WHAT TO PRODUCE >>
Output the full listing below exactly, without the pictures.

MATERIAL FOR THIS TASK >>
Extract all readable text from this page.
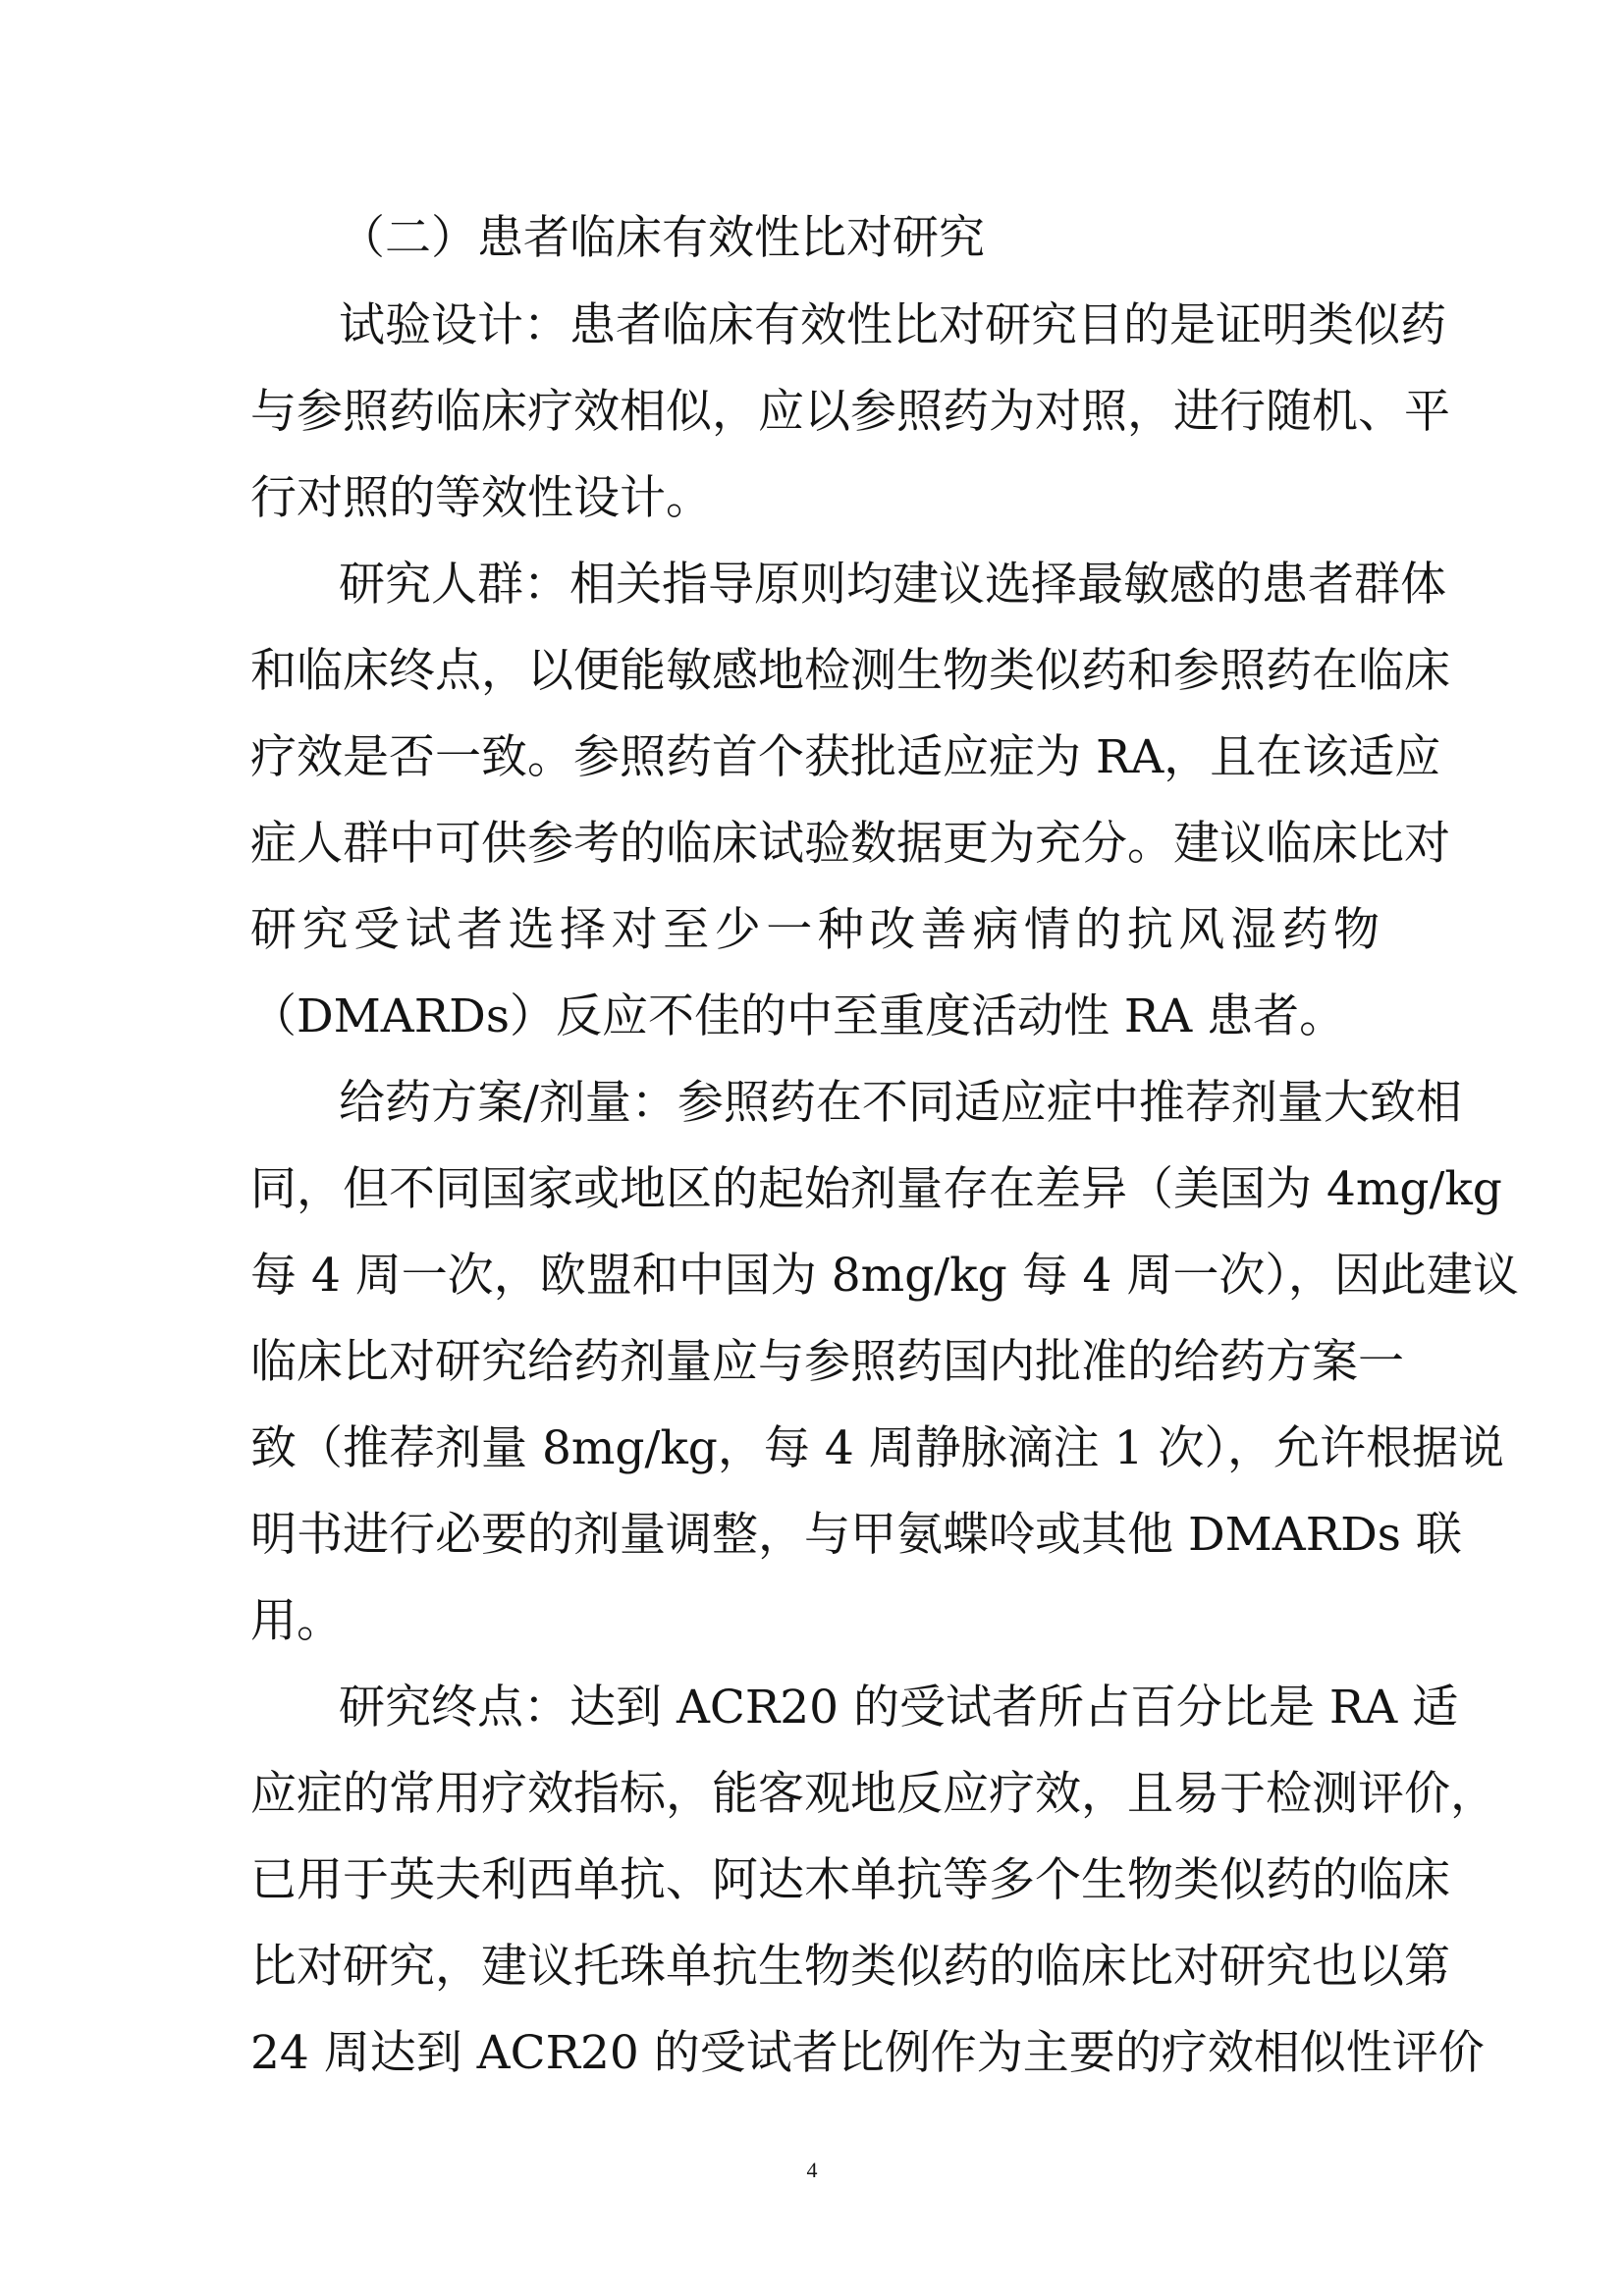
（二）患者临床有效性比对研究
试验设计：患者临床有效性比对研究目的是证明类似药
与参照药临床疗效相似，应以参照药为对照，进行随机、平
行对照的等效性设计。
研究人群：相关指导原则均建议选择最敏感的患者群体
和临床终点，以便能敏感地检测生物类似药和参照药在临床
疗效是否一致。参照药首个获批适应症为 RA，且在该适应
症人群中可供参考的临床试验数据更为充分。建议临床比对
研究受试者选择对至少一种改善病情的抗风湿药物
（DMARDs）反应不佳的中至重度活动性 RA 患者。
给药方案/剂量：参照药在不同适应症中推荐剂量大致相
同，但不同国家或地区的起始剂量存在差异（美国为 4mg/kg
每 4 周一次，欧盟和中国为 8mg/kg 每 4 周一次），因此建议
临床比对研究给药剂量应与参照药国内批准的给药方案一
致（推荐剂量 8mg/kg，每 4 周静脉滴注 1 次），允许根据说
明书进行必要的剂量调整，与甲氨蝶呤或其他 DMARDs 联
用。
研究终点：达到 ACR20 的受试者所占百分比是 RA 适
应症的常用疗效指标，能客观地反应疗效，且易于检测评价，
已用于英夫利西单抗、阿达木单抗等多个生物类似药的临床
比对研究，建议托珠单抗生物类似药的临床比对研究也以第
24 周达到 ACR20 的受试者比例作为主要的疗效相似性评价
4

THE ANSWER >>
Extract all readable text from this page.
（二）患者临床有效性比对研究
试验设计：患者临床有效性比对研究目的是证明类似药
与参照药临床疗效相似，应以参照药为对照，进行随机、平
行对照的等效性设计。
研究人群：相关指导原则均建议选择最敏感的患者群体
和临床终点，以便能敏感地检测生物类似药和参照药在临床
疗效是否一致。参照药首个获批适应症为 RA，且在该适应
症人群中可供参考的临床试验数据更为充分。建议临床比对
研究受试者选择对至少一种改善病情的抗风湿药物
（DMARDs）反应不佳的中至重度活动性 RA 患者。
给药方案/剂量：参照药在不同适应症中推荐剂量大致相
同，但不同国家或地区的起始剂量存在差异（美国为 4mg/kg
每 4 周一次，欧盟和中国为 8mg/kg 每 4 周一次），因此建议
临床比对研究给药剂量应与参照药国内批准的给药方案一
致（推荐剂量 8mg/kg，每 4 周静脉滴注 1 次），允许根据说
明书进行必要的剂量调整，与甲氨蝶呤或其他 DMARDs 联
用。
研究终点：达到 ACR20 的受试者所占百分比是 RA 适
应症的常用疗效指标，能客观地反应疗效，且易于检测评价，
已用于英夫利西单抗、阿达木单抗等多个生物类似药的临床
比对研究，建议托珠单抗生物类似药的临床比对研究也以第
24 周达到 ACR20 的受试者比例作为主要的疗效相似性评价
4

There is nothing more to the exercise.